Restate each line word for word. Leave out every picture.

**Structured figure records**
☆ ☆ ☆

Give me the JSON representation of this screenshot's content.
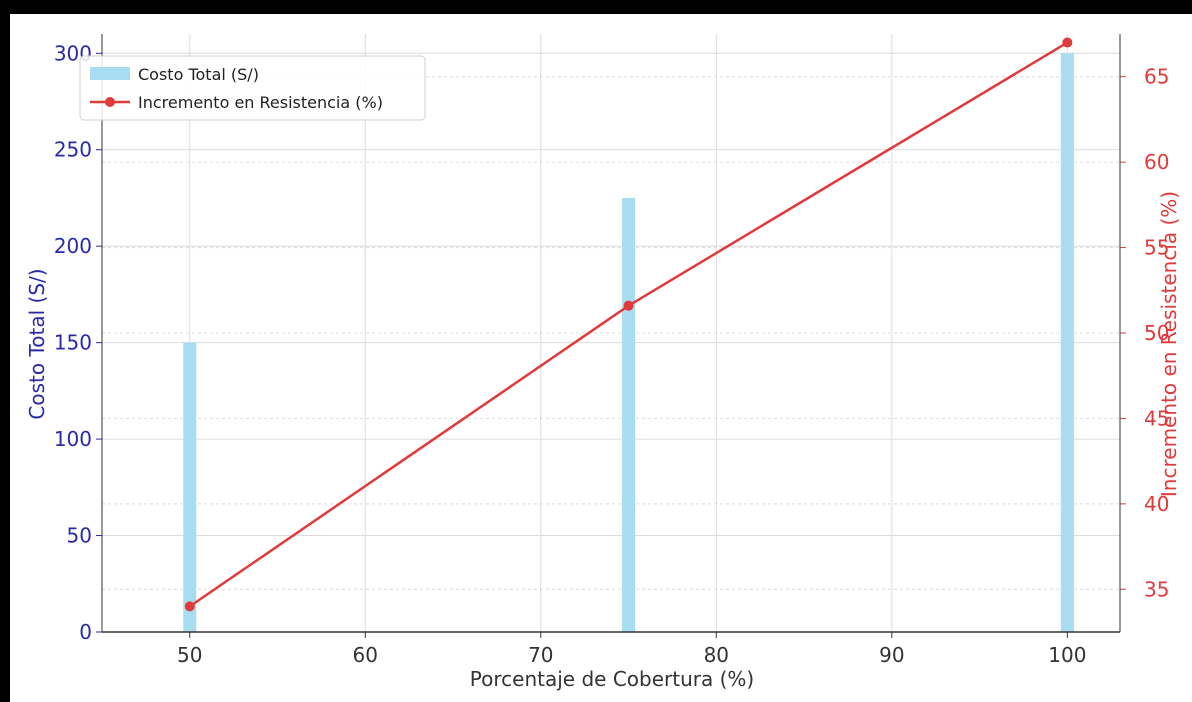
{
  "colors": {
    "bar": "#a8dcf0",
    "line": "#e03a3a",
    "left_axis": "#2a2aa8",
    "right_axis": "#e03a3a",
    "grid": "#dcdcdc",
    "axis_text": "#333333"
  },
  "chart_data": {
    "type": "bar",
    "title": "",
    "xlabel": "Porcentaje de Cobertura (%)",
    "ylabel": "Costo Total (S/)",
    "y2label": "Incremento en Resistencia (%)",
    "xlim": [
      45,
      103
    ],
    "ylim": [
      0,
      310
    ],
    "y2lim": [
      32.5,
      67.5
    ],
    "x_ticks": [
      50,
      60,
      70,
      80,
      90,
      100
    ],
    "y_ticks": [
      0,
      50,
      100,
      150,
      200,
      250,
      300
    ],
    "y2_ticks": [
      35,
      40,
      45,
      50,
      55,
      60,
      65
    ],
    "grid": true,
    "legend_position": "top-left",
    "x": [
      50,
      75,
      100
    ],
    "series": [
      {
        "name": "Costo Total (S/)",
        "type": "bar",
        "axis": "left",
        "values": [
          150,
          225,
          300
        ]
      },
      {
        "name": "Incremento en Resistencia (%)",
        "type": "line",
        "axis": "right",
        "marker": "circle",
        "values": [
          34,
          51.6,
          67
        ]
      }
    ]
  }
}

☆ ☆ ☆

**Exercise output**
Give me the JSON representation of this screenshot's content.
{
  "colors": {
    "bar": "#a8dcf0",
    "line": "#e03a3a",
    "left_axis": "#2a2aa8",
    "right_axis": "#e03a3a",
    "grid": "#dcdcdc",
    "axis_text": "#333333"
  },
  "chart_data": {
    "type": "bar",
    "title": "",
    "xlabel": "Porcentaje de Cobertura (%)",
    "ylabel": "Costo Total (S/)",
    "y2label": "Incremento en Resistencia (%)",
    "xlim": [
      45,
      103
    ],
    "ylim": [
      0,
      310
    ],
    "y2lim": [
      32.5,
      67.5
    ],
    "x_ticks": [
      50,
      60,
      70,
      80,
      90,
      100
    ],
    "y_ticks": [
      0,
      50,
      100,
      150,
      200,
      250,
      300
    ],
    "y2_ticks": [
      35,
      40,
      45,
      50,
      55,
      60,
      65
    ],
    "grid": true,
    "legend_position": "top-left",
    "x": [
      50,
      75,
      100
    ],
    "series": [
      {
        "name": "Costo Total (S/)",
        "type": "bar",
        "axis": "left",
        "values": [
          150,
          225,
          300
        ]
      },
      {
        "name": "Incremento en Resistencia (%)",
        "type": "line",
        "axis": "right",
        "marker": "circle",
        "values": [
          34,
          51.6,
          67
        ]
      }
    ]
  }
}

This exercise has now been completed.